## Stored items
* * * * * * *

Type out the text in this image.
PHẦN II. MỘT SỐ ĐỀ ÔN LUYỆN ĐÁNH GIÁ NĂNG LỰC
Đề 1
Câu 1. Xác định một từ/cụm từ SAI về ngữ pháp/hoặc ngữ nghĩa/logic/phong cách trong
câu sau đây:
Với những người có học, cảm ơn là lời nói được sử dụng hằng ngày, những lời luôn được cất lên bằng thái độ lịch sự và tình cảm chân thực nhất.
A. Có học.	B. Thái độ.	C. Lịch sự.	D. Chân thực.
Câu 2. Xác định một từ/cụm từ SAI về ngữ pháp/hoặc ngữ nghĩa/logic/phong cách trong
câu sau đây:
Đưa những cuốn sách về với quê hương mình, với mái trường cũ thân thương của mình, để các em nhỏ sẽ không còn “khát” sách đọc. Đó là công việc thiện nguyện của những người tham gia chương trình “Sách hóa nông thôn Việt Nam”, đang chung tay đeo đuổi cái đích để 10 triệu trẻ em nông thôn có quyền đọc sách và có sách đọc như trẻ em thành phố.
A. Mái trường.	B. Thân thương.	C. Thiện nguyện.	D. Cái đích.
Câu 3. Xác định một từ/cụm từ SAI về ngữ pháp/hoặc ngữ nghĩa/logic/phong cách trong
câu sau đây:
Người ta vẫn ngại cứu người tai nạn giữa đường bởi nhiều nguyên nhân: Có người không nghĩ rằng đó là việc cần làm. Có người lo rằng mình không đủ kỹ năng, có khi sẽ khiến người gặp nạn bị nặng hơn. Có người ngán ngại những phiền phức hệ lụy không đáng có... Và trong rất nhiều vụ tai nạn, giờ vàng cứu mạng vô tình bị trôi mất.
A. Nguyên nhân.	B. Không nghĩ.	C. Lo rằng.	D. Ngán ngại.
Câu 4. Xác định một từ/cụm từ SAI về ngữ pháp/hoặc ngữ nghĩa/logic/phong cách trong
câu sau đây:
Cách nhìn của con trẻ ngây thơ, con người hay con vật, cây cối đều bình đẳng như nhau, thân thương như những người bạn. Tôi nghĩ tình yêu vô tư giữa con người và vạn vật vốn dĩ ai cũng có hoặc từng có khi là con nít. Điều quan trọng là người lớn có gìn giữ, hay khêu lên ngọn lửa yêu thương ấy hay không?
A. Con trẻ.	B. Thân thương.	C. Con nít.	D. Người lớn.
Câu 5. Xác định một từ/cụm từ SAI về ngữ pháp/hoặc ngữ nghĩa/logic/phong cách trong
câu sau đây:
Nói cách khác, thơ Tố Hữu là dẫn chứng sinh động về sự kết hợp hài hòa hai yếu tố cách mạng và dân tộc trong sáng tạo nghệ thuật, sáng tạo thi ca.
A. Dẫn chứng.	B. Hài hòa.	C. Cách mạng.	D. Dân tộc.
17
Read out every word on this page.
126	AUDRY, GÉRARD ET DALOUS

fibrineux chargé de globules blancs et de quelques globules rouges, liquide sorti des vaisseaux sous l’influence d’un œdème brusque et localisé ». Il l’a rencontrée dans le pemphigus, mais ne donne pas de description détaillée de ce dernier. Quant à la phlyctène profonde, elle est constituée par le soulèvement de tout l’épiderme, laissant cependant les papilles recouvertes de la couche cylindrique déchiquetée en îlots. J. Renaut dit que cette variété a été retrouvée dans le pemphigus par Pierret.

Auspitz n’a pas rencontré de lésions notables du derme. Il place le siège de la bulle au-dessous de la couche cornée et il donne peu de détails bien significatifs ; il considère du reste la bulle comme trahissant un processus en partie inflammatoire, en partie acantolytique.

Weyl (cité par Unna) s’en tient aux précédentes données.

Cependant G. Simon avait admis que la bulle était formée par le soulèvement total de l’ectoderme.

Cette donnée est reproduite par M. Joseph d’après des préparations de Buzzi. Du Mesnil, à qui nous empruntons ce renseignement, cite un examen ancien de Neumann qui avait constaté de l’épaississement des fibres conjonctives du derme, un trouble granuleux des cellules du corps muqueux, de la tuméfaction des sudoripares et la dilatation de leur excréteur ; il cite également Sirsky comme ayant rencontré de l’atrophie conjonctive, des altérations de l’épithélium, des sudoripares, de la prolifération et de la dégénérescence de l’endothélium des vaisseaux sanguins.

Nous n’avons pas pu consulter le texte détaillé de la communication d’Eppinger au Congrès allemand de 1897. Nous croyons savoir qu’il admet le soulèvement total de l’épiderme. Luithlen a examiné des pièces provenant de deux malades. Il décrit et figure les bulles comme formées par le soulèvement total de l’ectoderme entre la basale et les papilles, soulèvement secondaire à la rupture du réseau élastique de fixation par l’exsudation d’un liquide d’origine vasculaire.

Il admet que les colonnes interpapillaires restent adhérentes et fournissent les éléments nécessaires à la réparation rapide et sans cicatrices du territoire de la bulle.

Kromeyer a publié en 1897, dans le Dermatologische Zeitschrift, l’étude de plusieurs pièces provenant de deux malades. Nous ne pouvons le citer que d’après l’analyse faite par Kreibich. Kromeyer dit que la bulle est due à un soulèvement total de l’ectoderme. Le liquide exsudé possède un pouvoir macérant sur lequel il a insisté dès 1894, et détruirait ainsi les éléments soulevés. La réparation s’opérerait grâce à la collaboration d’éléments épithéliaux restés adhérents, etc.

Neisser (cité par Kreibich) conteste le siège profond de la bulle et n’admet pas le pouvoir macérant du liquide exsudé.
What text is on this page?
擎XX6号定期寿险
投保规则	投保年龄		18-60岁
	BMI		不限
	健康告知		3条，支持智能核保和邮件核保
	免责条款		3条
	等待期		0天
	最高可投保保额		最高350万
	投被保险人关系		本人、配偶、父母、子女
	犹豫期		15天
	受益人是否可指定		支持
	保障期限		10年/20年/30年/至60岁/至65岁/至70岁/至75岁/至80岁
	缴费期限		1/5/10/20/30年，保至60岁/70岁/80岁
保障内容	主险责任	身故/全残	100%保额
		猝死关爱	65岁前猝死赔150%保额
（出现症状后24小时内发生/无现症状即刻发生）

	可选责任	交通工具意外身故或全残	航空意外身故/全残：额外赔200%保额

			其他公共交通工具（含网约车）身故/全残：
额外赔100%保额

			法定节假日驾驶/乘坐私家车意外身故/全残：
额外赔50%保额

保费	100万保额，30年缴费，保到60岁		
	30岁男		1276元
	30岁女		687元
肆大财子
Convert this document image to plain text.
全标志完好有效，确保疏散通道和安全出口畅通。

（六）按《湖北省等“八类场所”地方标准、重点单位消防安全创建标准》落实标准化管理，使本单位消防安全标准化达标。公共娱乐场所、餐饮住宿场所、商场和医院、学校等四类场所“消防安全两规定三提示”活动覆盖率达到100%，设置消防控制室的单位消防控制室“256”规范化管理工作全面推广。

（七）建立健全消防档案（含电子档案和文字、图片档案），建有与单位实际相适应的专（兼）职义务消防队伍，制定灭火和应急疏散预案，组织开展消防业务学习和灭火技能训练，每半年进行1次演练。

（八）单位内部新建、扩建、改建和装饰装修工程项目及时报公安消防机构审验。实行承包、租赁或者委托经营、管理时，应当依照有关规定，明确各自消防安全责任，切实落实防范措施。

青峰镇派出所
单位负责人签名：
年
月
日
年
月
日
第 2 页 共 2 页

* * * * * * *

## WRITTEN INSTRUCTION
The whole listing above needs to be written out again exactly.

## THE OUTPUT
Type out the text in this image.
PHẦN II. MỘT SỐ ĐỀ ÔN LUYỆN ĐÁNH GIÁ NĂNG LỰC
Đề 1
Câu 1. Xác định một từ/cụm từ SAI về ngữ pháp/hoặc ngữ nghĩa/logic/phong cách trong
câu sau đây:
Với những người có học, cảm ơn là lời nói được sử dụng hằng ngày, những lời luôn được cất lên bằng thái độ lịch sự và tình cảm chân thực nhất.
A. Có học.	B. Thái độ.	C. Lịch sự.	D. Chân thực.
Câu 2. Xác định một từ/cụm từ SAI về ngữ pháp/hoặc ngữ nghĩa/logic/phong cách trong
câu sau đây:
Đưa những cuốn sách về với quê hương mình, với mái trường cũ thân thương của mình, để các em nhỏ sẽ không còn “khát” sách đọc. Đó là công việc thiện nguyện của những người tham gia chương trình “Sách hóa nông thôn Việt Nam”, đang chung tay đeo đuổi cái đích để 10 triệu trẻ em nông thôn có quyền đọc sách và có sách đọc như trẻ em thành phố.
A. Mái trường.	B. Thân thương.	C. Thiện nguyện.	D. Cái đích.
Câu 3. Xác định một từ/cụm từ SAI về ngữ pháp/hoặc ngữ nghĩa/logic/phong cách trong
câu sau đây:
Người ta vẫn ngại cứu người tai nạn giữa đường bởi nhiều nguyên nhân: Có người không nghĩ rằng đó là việc cần làm. Có người lo rằng mình không đủ kỹ năng, có khi sẽ khiến người gặp nạn bị nặng hơn. Có người ngán ngại những phiền phức hệ lụy không đáng có... Và trong rất nhiều vụ tai nạn, giờ vàng cứu mạng vô tình bị trôi mất.
A. Nguyên nhân.	B. Không nghĩ.	C. Lo rằng.	D. Ngán ngại.
Câu 4. Xác định một từ/cụm từ SAI về ngữ pháp/hoặc ngữ nghĩa/logic/phong cách trong
câu sau đây:
Cách nhìn của con trẻ ngây thơ, con người hay con vật, cây cối đều bình đẳng như nhau, thân thương như những người bạn. Tôi nghĩ tình yêu vô tư giữa con người và vạn vật vốn dĩ ai cũng có hoặc từng có khi là con nít. Điều quan trọng là người lớn có gìn giữ, hay khêu lên ngọn lửa yêu thương ấy hay không?
A. Con trẻ.	B. Thân thương.	C. Con nít.	D. Người lớn.
Câu 5. Xác định một từ/cụm từ SAI về ngữ pháp/hoặc ngữ nghĩa/logic/phong cách trong
câu sau đây:
Nói cách khác, thơ Tố Hữu là dẫn chứng sinh động về sự kết hợp hài hòa hai yếu tố cách mạng và dân tộc trong sáng tạo nghệ thuật, sáng tạo thi ca.
A. Dẫn chứng.	B. Hài hòa.	C. Cách mạng.	D. Dân tộc.
17
Read out every word on this page.
126	AUDRY, GÉRARD ET DALOUS

fibrineux chargé de globules blancs et de quelques globules rouges, liquide sorti des vaisseaux sous l’influence d’un œdème brusque et localisé ». Il l’a rencontrée dans le pemphigus, mais ne donne pas de description détaillée de ce dernier. Quant à la phlyctène profonde, elle est constituée par le soulèvement de tout l’épiderme, laissant cependant les papilles recouvertes de la couche cylindrique déchiquetée en îlots. J. Renaut dit que cette variété a été retrouvée dans le pemphigus par Pierret.

Auspitz n’a pas rencontré de lésions notables du derme. Il place le siège de la bulle au-dessous de la couche cornée et il donne peu de détails bien significatifs ; il considère du reste la bulle comme trahissant un processus en partie inflammatoire, en partie acantolytique.

Weyl (cité par Unna) s’en tient aux précédentes données.

Cependant G. Simon avait admis que la bulle était formée par le soulèvement total de l’ectoderme.

Cette donnée est reproduite par M. Joseph d’après des préparations de Buzzi. Du Mesnil, à qui nous empruntons ce renseignement, cite un examen ancien de Neumann qui avait constaté de l’épaississement des fibres conjonctives du derme, un trouble granuleux des cellules du corps muqueux, de la tuméfaction des sudoripares et la dilatation de leur excréteur ; il cite également Sirsky comme ayant rencontré de l’atrophie conjonctive, des altérations de l’épithélium, des sudoripares, de la prolifération et de la dégénérescence de l’endothélium des vaisseaux sanguins.

Nous n’avons pas pu consulter le texte détaillé de la communication d’Eppinger au Congrès allemand de 1897. Nous croyons savoir qu’il admet le soulèvement total de l’épiderme. Luithlen a examiné des pièces provenant de deux malades. Il décrit et figure les bulles comme formées par le soulèvement total de l’ectoderme entre la basale et les papilles, soulèvement secondaire à la rupture du réseau élastique de fixation par l’exsudation d’un liquide d’origine vasculaire.

Il admet que les colonnes interpapillaires restent adhérentes et fournissent les éléments nécessaires à la réparation rapide et sans cicatrices du territoire de la bulle.

Kromeyer a publié en 1897, dans le Dermatologische Zeitschrift, l’étude de plusieurs pièces provenant de deux malades. Nous ne pouvons le citer que d’après l’analyse faite par Kreibich. Kromeyer dit que la bulle est due à un soulèvement total de l’ectoderme. Le liquide exsudé possède un pouvoir macérant sur lequel il a insisté dès 1894, et détruirait ainsi les éléments soulevés. La réparation s’opérerait grâce à la collaboration d’éléments épithéliaux restés adhérents, etc.

Neisser (cité par Kreibich) conteste le siège profond de la bulle et n’admet pas le pouvoir macérant du liquide exsudé.
What text is on this page?
擎XX6号定期寿险
投保规则	投保年龄		18-60岁
	BMI		不限
	健康告知		3条，支持智能核保和邮件核保
	免责条款		3条
	等待期		0天
	最高可投保保额		最高350万
	投被保险人关系		本人、配偶、父母、子女
	犹豫期		15天
	受益人是否可指定		支持
	保障期限		10年/20年/30年/至60岁/至65岁/至70岁/至75岁/至80岁
	缴费期限		1/5/10/20/30年，保至60岁/70岁/80岁
保障内容	主险责任	身故/全残	100%保额
		猝死关爱	65岁前猝死赔150%保额
（出现症状后24小时内发生/无现症状即刻发生）

	可选责任	交通工具意外身故或全残	航空意外身故/全残：额外赔200%保额

			其他公共交通工具（含网约车）身故/全残：
额外赔100%保额

			法定节假日驾驶/乘坐私家车意外身故/全残：
额外赔50%保额

保费	100万保额，30年缴费，保到60岁		
	30岁男		1276元
	30岁女		687元
肆大财子
Convert this document image to plain text.
全标志完好有效，确保疏散通道和安全出口畅通。

（六）按《湖北省等“八类场所”地方标准、重点单位消防安全创建标准》落实标准化管理，使本单位消防安全标准化达标。公共娱乐场所、餐饮住宿场所、商场和医院、学校等四类场所“消防安全两规定三提示”活动覆盖率达到100%，设置消防控制室的单位消防控制室“256”规范化管理工作全面推广。

（七）建立健全消防档案（含电子档案和文字、图片档案），建有与单位实际相适应的专（兼）职义务消防队伍，制定灭火和应急疏散预案，组织开展消防业务学习和灭火技能训练，每半年进行1次演练。

（八）单位内部新建、扩建、改建和装饰装修工程项目及时报公安消防机构审验。实行承包、租赁或者委托经营、管理时，应当依照有关规定，明确各自消防安全责任，切实落实防范措施。

青峰镇派出所
单位负责人签名：
年
月
日
年
月
日
第 2 页 共 2 页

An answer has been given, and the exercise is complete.